Given exercise
Scan the entries below. List each line with "light".

Raw records
·····

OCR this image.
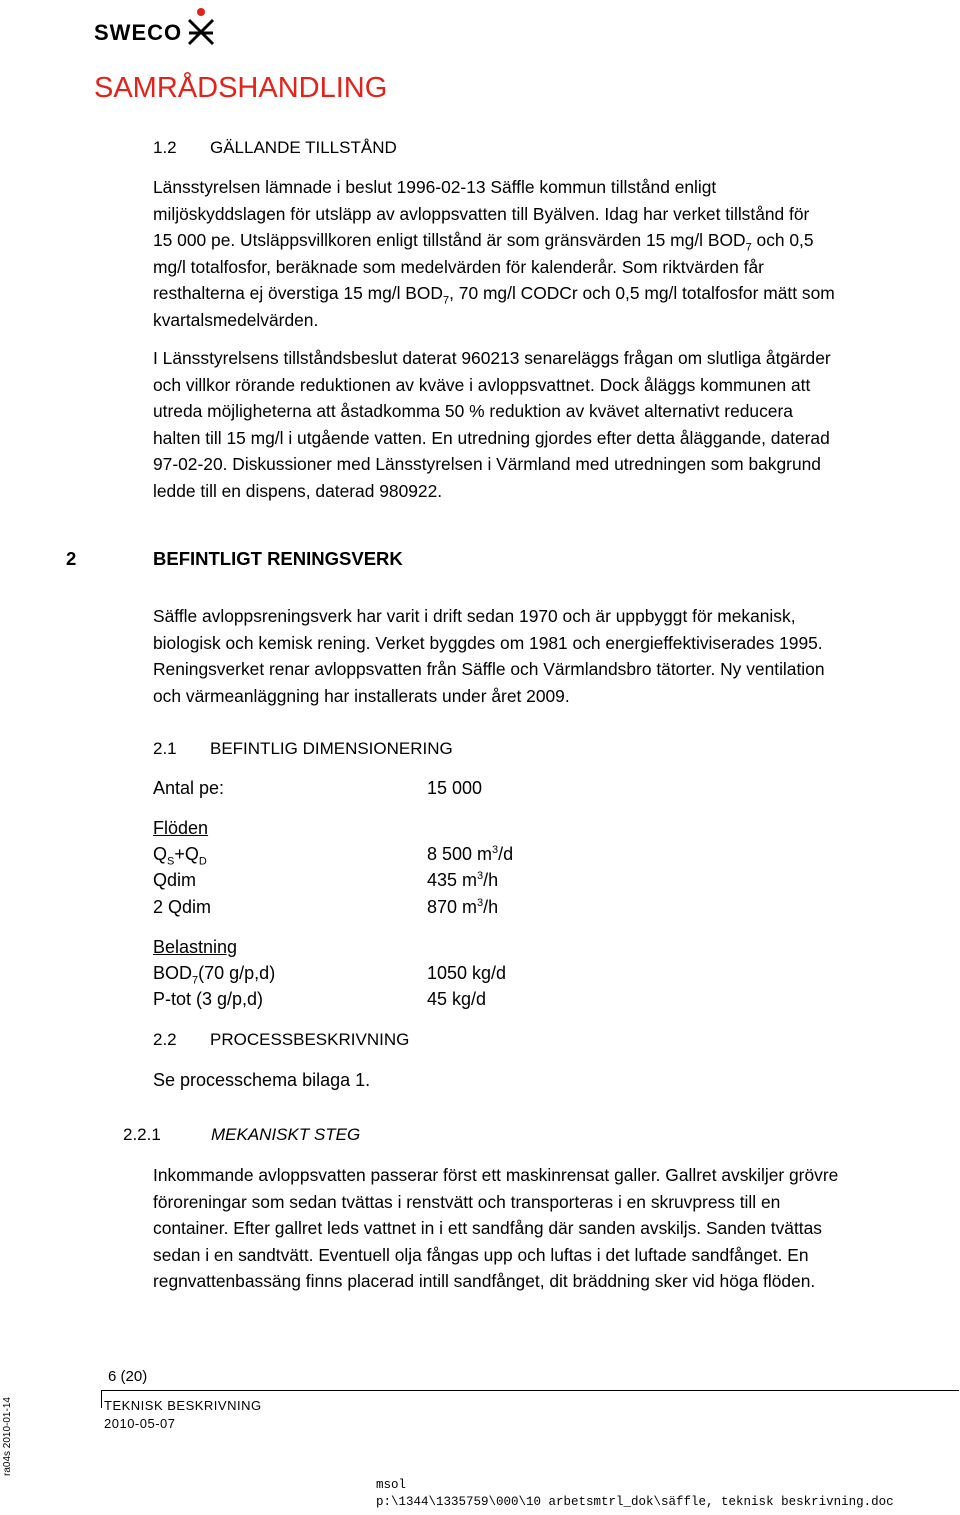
SWECO
SAMRÅDSHANDLING
1.2 GÄLLANDE TILLSTÅND

Länsstyrelsen lämnade i beslut 1996-02-13 Säffle kommun tillstånd enligt

miljöskyddslagen för utsläpp av avloppsvatten till Byälven. Idag har verket tillstånd för

15 000 pe. Utsläppsvillkoren enligt tillstånd är som gränsvärden 15 mg/l $BOD_7$ och 0,5

mg/l totalfosfor, beräknade som medelvärden för kalenderår. Som riktvärden får

resthalterna ej överstiga 15 mg/l $BOD_7$, 70 mg/l CODCr och 0,5 mg/l totalfosfor mätt som

kvartalsmedelvärden.

I Länsstyrelsens tillståndsbeslut daterat 960213 senareläggs frågan om slutliga åtgärder

och villkor rörande reduktionen av kväve i avloppsvattnet. Dock åläggs kommunen att

utreda möjligheterna att åstadkomma 50 % reduktion av kvävet alternativt reducera

halten till 15 mg/l i utgående vatten. En utredning gjordes efter detta åläggande, daterad

97-02-20. Diskussioner med Länsstyrelsen i Värmland med utredningen som bakgrund

ledde till en dispens, daterad 980922.

2	BEFINTLIGT RENINGSVERK

Säffle avloppsreningsverk har varit i drift sedan 1970 och är uppbyggt för mekanisk,

biologisk och kemisk rening. Verket byggdes om 1981 och energieffektiviserades 1995.

Reningsverket renar avloppsvatten från Säffle och Värmlandsbro tätorter. Ny ventilation

och värmeanläggning har installerats under året 2009.

2.1 BEFINTLIG DIMENSIONERING
Antal pe:	15 000
Flöden
$Q_S+Q_D$	8 500 $m^3/d$
Qdim	435 $m^3/h$
2 Qdim	870 $m^3/h$
Belastning
$BOD_7(70$ g/p,d)	1050 kg/d
P-tot (3 g/p,d)	45 kg/d
2.2 PROCESSBESKRIVNING
Se processchema bilaga 1.
2.2.1	MEKANISKT STEG

Inkommande avloppsvatten passerar först ett maskinrensat galler. Gallret avskiljer grövre

föroreningar som sedan tvättas i renstvätt och transporteras i en skruvpress till en

container. Efter gallret leds vattnet in i ett sandfång där sanden avskiljs. Sanden tvättas

sedan i en sandtvätt. Eventuell olja fångas upp och luftas i det luftade sandfånget. En

regnvattenbassäng finns placerad intill sandfånget, dit bräddning sker vid höga flöden.

6 (20)
TEKNISK BESKRIVNING
2010-05-07
msol
p:\1344\1335759\000\10 arbetsmtrl_dok\säffle, teknisk beskrivning.doc
ra04s 2010-01-14
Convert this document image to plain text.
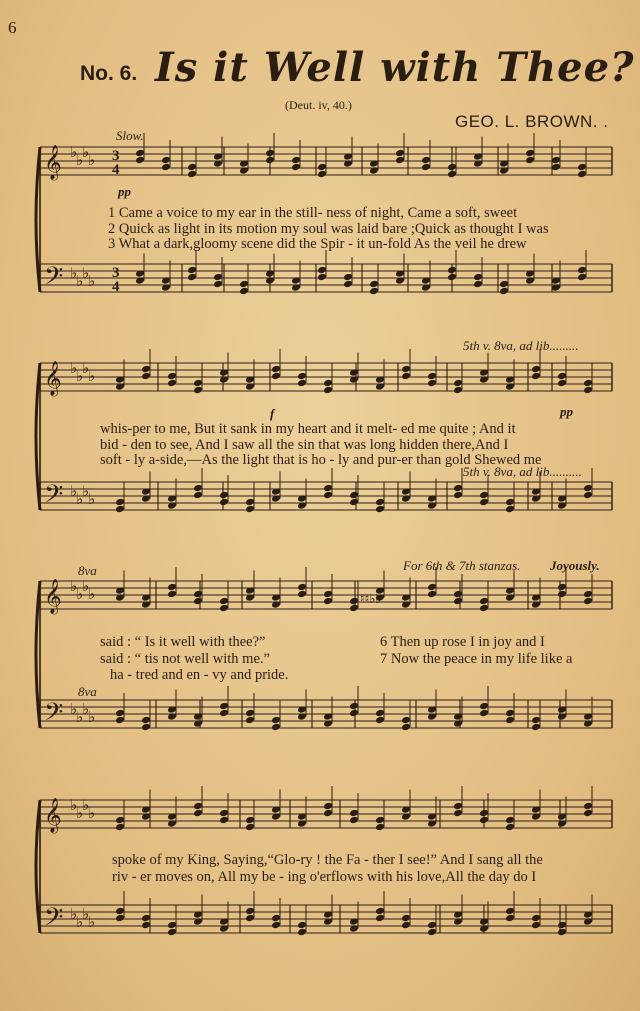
6
No. 6. Is it Well with Thee?
(Deut. iv, 40.)
GEO. L. BROWN. .
𝄞
𝄢
♭
♭
♭
♭
♭
♭
♭
♭
3
4
3
4
𝄞
𝄢
♭
♭
♭
♭
♭
♭
♭
♭
𝄞
𝄢
♭
♭
♭
♭
♭
♭
♭
♭
𝄞
𝄢
♭
♭
♭
♭
♭
♭
♭
♭
♮♮♭♭
Slow.
pp
1 Came a voice to my ear in the still- ness of night, Came a soft, sweet
2 Quick as light in its motion my soul was laid bare ;Quick as thought I was
3 What a dark,gloomy scene did the Spir - it un-fold As the veil he drew
5th v. 8va, ad lib.........
pp
f
whis-per to me, But it sank in my heart and it melt- ed me quite ; And it
bid - den to see, And I saw all the sin that was long hidden there,And I
soft - ly a-side,—As the light that is ho - ly and pur-er than gold Shewed me
5th v. 8va, ad lib..........
8va	For 6th & 7th stanzas. Joyously.
said : “ Is it well with thee?”
said : “ tis not well with me.”
ha - tred and en - vy and pride.
6 Then up rose I in joy and I
7 Now the peace in my life like a
8va
spoke of my King, Saying,“Glo-ry ! the Fa - ther I see!” And I sang all the
riv - er moves on, All my be - ing o'erflows with his love,All the day do I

·····

Finished exercise
2 Quick as light in its motion my soul was laid bare ;Quick as thought I was
soft - ly a-side,—As the light that is ho - ly and pur-er than gold Shewed me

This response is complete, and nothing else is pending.